• Stated task
Copy out the listing exactly.

• Extracted material
## start

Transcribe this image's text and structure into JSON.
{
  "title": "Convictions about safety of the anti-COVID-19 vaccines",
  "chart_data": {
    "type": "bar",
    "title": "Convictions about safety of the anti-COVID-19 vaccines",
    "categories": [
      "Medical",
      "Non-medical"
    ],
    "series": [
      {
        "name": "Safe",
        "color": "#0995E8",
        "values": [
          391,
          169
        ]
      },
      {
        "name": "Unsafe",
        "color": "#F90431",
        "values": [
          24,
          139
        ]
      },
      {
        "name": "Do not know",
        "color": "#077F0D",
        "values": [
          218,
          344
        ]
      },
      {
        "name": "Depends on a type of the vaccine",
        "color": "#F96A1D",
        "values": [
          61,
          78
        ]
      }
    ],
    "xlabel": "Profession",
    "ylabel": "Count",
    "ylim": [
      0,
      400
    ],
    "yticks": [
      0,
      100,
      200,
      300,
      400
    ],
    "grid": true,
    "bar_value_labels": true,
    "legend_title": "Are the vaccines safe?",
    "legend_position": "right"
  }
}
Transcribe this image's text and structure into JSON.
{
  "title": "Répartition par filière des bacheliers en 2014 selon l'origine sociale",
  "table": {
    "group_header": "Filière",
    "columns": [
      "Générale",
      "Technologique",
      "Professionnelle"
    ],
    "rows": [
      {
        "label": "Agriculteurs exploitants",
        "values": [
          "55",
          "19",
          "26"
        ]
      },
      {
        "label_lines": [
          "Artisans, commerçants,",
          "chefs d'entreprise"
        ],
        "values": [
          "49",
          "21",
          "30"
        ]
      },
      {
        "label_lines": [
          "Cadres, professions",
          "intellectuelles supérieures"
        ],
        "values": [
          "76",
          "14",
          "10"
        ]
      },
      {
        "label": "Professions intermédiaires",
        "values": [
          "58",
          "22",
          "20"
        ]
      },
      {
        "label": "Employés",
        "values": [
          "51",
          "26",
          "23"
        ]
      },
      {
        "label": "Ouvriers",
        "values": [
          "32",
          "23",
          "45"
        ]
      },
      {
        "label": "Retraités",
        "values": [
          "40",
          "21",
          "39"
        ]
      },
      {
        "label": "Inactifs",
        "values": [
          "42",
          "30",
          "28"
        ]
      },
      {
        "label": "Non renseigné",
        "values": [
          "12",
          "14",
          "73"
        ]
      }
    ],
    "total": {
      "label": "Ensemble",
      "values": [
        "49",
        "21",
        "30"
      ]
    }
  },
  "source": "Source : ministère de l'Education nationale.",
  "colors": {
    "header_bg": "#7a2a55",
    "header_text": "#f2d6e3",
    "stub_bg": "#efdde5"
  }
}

## end

• Solution for this problem
Transcribe this image's text and structure into JSON.
{
  "title": "Convictions about safety of the anti-COVID-19 vaccines",
  "chart_data": {
    "type": "bar",
    "title": "Convictions about safety of the anti-COVID-19 vaccines",
    "categories": [
      "Medical",
      "Non-medical"
    ],
    "series": [
      {
        "name": "Safe",
        "color": "#0995E8",
        "values": [
          391,
          169
        ]
      },
      {
        "name": "Unsafe",
        "color": "#F90431",
        "values": [
          24,
          139
        ]
      },
      {
        "name": "Do not know",
        "color": "#077F0D",
        "values": [
          218,
          344
        ]
      },
      {
        "name": "Depends on a type of the vaccine",
        "color": "#F96A1D",
        "values": [
          61,
          78
        ]
      }
    ],
    "xlabel": "Profession",
    "ylabel": "Count",
    "ylim": [
      0,
      400
    ],
    "yticks": [
      0,
      100,
      200,
      300,
      400
    ],
    "grid": true,
    "bar_value_labels": true,
    "legend_title": "Are the vaccines safe?",
    "legend_position": "right"
  }
}
Transcribe this image's text and structure into JSON.
{
  "title": "Répartition par filière des bacheliers en 2014 selon l'origine sociale",
  "table": {
    "group_header": "Filière",
    "columns": [
      "Générale",
      "Technologique",
      "Professionnelle"
    ],
    "rows": [
      {
        "label": "Agriculteurs exploitants",
        "values": [
          "55",
          "19",
          "26"
        ]
      },
      {
        "label_lines": [
          "Artisans, commerçants,",
          "chefs d'entreprise"
        ],
        "values": [
          "49",
          "21",
          "30"
        ]
      },
      {
        "label_lines": [
          "Cadres, professions",
          "intellectuelles supérieures"
        ],
        "values": [
          "76",
          "14",
          "10"
        ]
      },
      {
        "label": "Professions intermédiaires",
        "values": [
          "58",
          "22",
          "20"
        ]
      },
      {
        "label": "Employés",
        "values": [
          "51",
          "26",
          "23"
        ]
      },
      {
        "label": "Ouvriers",
        "values": [
          "32",
          "23",
          "45"
        ]
      },
      {
        "label": "Retraités",
        "values": [
          "40",
          "21",
          "39"
        ]
      },
      {
        "label": "Inactifs",
        "values": [
          "42",
          "30",
          "28"
        ]
      },
      {
        "label": "Non renseigné",
        "values": [
          "12",
          "14",
          "73"
        ]
      }
    ],
    "total": {
      "label": "Ensemble",
      "values": [
        "49",
        "21",
        "30"
      ]
    }
  },
  "source": "Source : ministère de l'Education nationale.",
  "colors": {
    "header_bg": "#7a2a55",
    "header_text": "#f2d6e3",
    "stub_bg": "#efdde5"
  }
}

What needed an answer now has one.